:: Record excerpts ::

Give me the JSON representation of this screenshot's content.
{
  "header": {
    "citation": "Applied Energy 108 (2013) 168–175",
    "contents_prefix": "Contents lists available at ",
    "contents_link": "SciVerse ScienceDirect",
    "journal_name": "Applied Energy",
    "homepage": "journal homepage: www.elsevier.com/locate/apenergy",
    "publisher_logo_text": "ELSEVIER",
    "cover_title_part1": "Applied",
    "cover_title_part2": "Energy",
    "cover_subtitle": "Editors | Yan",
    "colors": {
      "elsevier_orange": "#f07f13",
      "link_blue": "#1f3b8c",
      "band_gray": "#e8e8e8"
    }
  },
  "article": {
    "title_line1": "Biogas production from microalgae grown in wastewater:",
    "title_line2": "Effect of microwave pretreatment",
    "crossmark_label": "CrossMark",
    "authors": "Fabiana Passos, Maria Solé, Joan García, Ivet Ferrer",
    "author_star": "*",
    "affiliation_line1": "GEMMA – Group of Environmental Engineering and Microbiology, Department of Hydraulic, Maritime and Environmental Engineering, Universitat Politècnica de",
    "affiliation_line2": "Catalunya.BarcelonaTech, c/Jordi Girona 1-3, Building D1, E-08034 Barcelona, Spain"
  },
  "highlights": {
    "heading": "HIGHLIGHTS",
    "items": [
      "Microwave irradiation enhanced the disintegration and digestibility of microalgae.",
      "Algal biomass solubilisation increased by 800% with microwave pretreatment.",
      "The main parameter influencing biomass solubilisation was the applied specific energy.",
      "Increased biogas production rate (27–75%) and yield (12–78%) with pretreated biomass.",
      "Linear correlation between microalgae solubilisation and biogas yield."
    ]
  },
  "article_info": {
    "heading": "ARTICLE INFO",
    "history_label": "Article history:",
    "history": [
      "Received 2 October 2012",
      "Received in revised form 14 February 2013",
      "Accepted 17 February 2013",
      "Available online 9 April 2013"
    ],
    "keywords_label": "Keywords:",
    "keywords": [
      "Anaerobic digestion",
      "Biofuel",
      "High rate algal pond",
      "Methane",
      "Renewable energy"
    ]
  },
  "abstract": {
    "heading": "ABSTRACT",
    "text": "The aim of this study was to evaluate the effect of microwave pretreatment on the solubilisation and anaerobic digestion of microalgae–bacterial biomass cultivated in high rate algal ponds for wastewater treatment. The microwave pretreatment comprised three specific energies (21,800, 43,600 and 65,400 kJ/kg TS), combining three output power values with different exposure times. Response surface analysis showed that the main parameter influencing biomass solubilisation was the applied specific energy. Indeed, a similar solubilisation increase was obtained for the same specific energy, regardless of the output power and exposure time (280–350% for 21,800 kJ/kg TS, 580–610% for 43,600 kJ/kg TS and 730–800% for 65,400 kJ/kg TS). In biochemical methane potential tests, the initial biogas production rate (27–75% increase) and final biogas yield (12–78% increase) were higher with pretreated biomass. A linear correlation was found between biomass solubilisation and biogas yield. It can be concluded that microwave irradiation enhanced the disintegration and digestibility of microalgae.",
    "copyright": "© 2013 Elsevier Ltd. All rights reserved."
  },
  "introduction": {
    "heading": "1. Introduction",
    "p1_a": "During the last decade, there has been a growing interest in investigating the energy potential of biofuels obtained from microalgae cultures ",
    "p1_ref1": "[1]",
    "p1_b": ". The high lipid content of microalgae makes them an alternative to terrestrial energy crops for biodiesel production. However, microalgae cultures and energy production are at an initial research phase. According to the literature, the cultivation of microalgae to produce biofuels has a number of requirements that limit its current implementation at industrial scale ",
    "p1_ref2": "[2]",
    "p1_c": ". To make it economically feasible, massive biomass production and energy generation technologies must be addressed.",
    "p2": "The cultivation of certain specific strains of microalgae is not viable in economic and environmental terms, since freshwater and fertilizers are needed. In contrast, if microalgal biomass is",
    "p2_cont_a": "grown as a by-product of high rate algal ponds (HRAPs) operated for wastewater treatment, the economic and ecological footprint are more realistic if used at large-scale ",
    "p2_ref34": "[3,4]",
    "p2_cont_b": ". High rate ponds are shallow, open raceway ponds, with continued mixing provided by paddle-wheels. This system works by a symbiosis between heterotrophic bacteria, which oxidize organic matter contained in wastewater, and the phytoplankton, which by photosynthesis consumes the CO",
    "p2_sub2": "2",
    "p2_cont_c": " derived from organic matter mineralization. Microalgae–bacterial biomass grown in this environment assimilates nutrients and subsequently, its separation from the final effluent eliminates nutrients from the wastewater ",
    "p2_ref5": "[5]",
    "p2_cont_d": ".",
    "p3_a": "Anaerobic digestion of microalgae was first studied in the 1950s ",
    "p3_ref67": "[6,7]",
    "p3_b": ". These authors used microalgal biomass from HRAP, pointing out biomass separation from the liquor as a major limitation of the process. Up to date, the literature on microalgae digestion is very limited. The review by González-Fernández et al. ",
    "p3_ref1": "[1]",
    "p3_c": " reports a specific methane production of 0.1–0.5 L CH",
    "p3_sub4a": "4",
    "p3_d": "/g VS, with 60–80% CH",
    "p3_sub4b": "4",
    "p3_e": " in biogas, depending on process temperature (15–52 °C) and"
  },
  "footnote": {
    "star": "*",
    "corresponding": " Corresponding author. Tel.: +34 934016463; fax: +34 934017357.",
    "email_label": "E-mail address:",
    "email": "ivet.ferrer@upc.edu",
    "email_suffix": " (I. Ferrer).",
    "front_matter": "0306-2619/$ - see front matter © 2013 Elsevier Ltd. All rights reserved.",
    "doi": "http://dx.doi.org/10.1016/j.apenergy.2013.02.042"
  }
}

:::

_Work required_:
Nothing may be omitted or altered; reproduce all of the entries.

_Answer below_:
Give me the JSON representation of this screenshot's content.
{
  "header": {
    "citation": "Applied Energy 108 (2013) 168–175",
    "contents_prefix": "Contents lists available at ",
    "contents_link": "SciVerse ScienceDirect",
    "journal_name": "Applied Energy",
    "homepage": "journal homepage: www.elsevier.com/locate/apenergy",
    "publisher_logo_text": "ELSEVIER",
    "cover_title_part1": "Applied",
    "cover_title_part2": "Energy",
    "cover_subtitle": "Editors | Yan",
    "colors": {
      "elsevier_orange": "#f07f13",
      "link_blue": "#1f3b8c",
      "band_gray": "#e8e8e8"
    }
  },
  "article": {
    "title_line1": "Biogas production from microalgae grown in wastewater:",
    "title_line2": "Effect of microwave pretreatment",
    "crossmark_label": "CrossMark",
    "authors": "Fabiana Passos, Maria Solé, Joan García, Ivet Ferrer",
    "author_star": "*",
    "affiliation_line1": "GEMMA – Group of Environmental Engineering and Microbiology, Department of Hydraulic, Maritime and Environmental Engineering, Universitat Politècnica de",
    "affiliation_line2": "Catalunya.BarcelonaTech, c/Jordi Girona 1-3, Building D1, E-08034 Barcelona, Spain"
  },
  "highlights": {
    "heading": "HIGHLIGHTS",
    "items": [
      "Microwave irradiation enhanced the disintegration and digestibility of microalgae.",
      "Algal biomass solubilisation increased by 800% with microwave pretreatment.",
      "The main parameter influencing biomass solubilisation was the applied specific energy.",
      "Increased biogas production rate (27–75%) and yield (12–78%) with pretreated biomass.",
      "Linear correlation between microalgae solubilisation and biogas yield."
    ]
  },
  "article_info": {
    "heading": "ARTICLE INFO",
    "history_label": "Article history:",
    "history": [
      "Received 2 October 2012",
      "Received in revised form 14 February 2013",
      "Accepted 17 February 2013",
      "Available online 9 April 2013"
    ],
    "keywords_label": "Keywords:",
    "keywords": [
      "Anaerobic digestion",
      "Biofuel",
      "High rate algal pond",
      "Methane",
      "Renewable energy"
    ]
  },
  "abstract": {
    "heading": "ABSTRACT",
    "text": "The aim of this study was to evaluate the effect of microwave pretreatment on the solubilisation and anaerobic digestion of microalgae–bacterial biomass cultivated in high rate algal ponds for wastewater treatment. The microwave pretreatment comprised three specific energies (21,800, 43,600 and 65,400 kJ/kg TS), combining three output power values with different exposure times. Response surface analysis showed that the main parameter influencing biomass solubilisation was the applied specific energy. Indeed, a similar solubilisation increase was obtained for the same specific energy, regardless of the output power and exposure time (280–350% for 21,800 kJ/kg TS, 580–610% for 43,600 kJ/kg TS and 730–800% for 65,400 kJ/kg TS). In biochemical methane potential tests, the initial biogas production rate (27–75% increase) and final biogas yield (12–78% increase) were higher with pretreated biomass. A linear correlation was found between biomass solubilisation and biogas yield. It can be concluded that microwave irradiation enhanced the disintegration and digestibility of microalgae.",
    "copyright": "© 2013 Elsevier Ltd. All rights reserved."
  },
  "introduction": {
    "heading": "1. Introduction",
    "p1_a": "During the last decade, there has been a growing interest in investigating the energy potential of biofuels obtained from microalgae cultures ",
    "p1_ref1": "[1]",
    "p1_b": ". The high lipid content of microalgae makes them an alternative to terrestrial energy crops for biodiesel production. However, microalgae cultures and energy production are at an initial research phase. According to the literature, the cultivation of microalgae to produce biofuels has a number of requirements that limit its current implementation at industrial scale ",
    "p1_ref2": "[2]",
    "p1_c": ". To make it economically feasible, massive biomass production and energy generation technologies must be addressed.",
    "p2": "The cultivation of certain specific strains of microalgae is not viable in economic and environmental terms, since freshwater and fertilizers are needed. In contrast, if microalgal biomass is",
    "p2_cont_a": "grown as a by-product of high rate algal ponds (HRAPs) operated for wastewater treatment, the economic and ecological footprint are more realistic if used at large-scale ",
    "p2_ref34": "[3,4]",
    "p2_cont_b": ". High rate ponds are shallow, open raceway ponds, with continued mixing provided by paddle-wheels. This system works by a symbiosis between heterotrophic bacteria, which oxidize organic matter contained in wastewater, and the phytoplankton, which by photosynthesis consumes the CO",
    "p2_sub2": "2",
    "p2_cont_c": " derived from organic matter mineralization. Microalgae–bacterial biomass grown in this environment assimilates nutrients and subsequently, its separation from the final effluent eliminates nutrients from the wastewater ",
    "p2_ref5": "[5]",
    "p2_cont_d": ".",
    "p3_a": "Anaerobic digestion of microalgae was first studied in the 1950s ",
    "p3_ref67": "[6,7]",
    "p3_b": ". These authors used microalgal biomass from HRAP, pointing out biomass separation from the liquor as a major limitation of the process. Up to date, the literature on microalgae digestion is very limited. The review by González-Fernández et al. ",
    "p3_ref1": "[1]",
    "p3_c": " reports a specific methane production of 0.1–0.5 L CH",
    "p3_sub4a": "4",
    "p3_d": "/g VS, with 60–80% CH",
    "p3_sub4b": "4",
    "p3_e": " in biogas, depending on process temperature (15–52 °C) and"
  },
  "footnote": {
    "star": "*",
    "corresponding": " Corresponding author. Tel.: +34 934016463; fax: +34 934017357.",
    "email_label": "E-mail address:",
    "email": "ivet.ferrer@upc.edu",
    "email_suffix": " (I. Ferrer).",
    "front_matter": "0306-2619/$ - see front matter © 2013 Elsevier Ltd. All rights reserved.",
    "doi": "http://dx.doi.org/10.1016/j.apenergy.2013.02.042"
  }
}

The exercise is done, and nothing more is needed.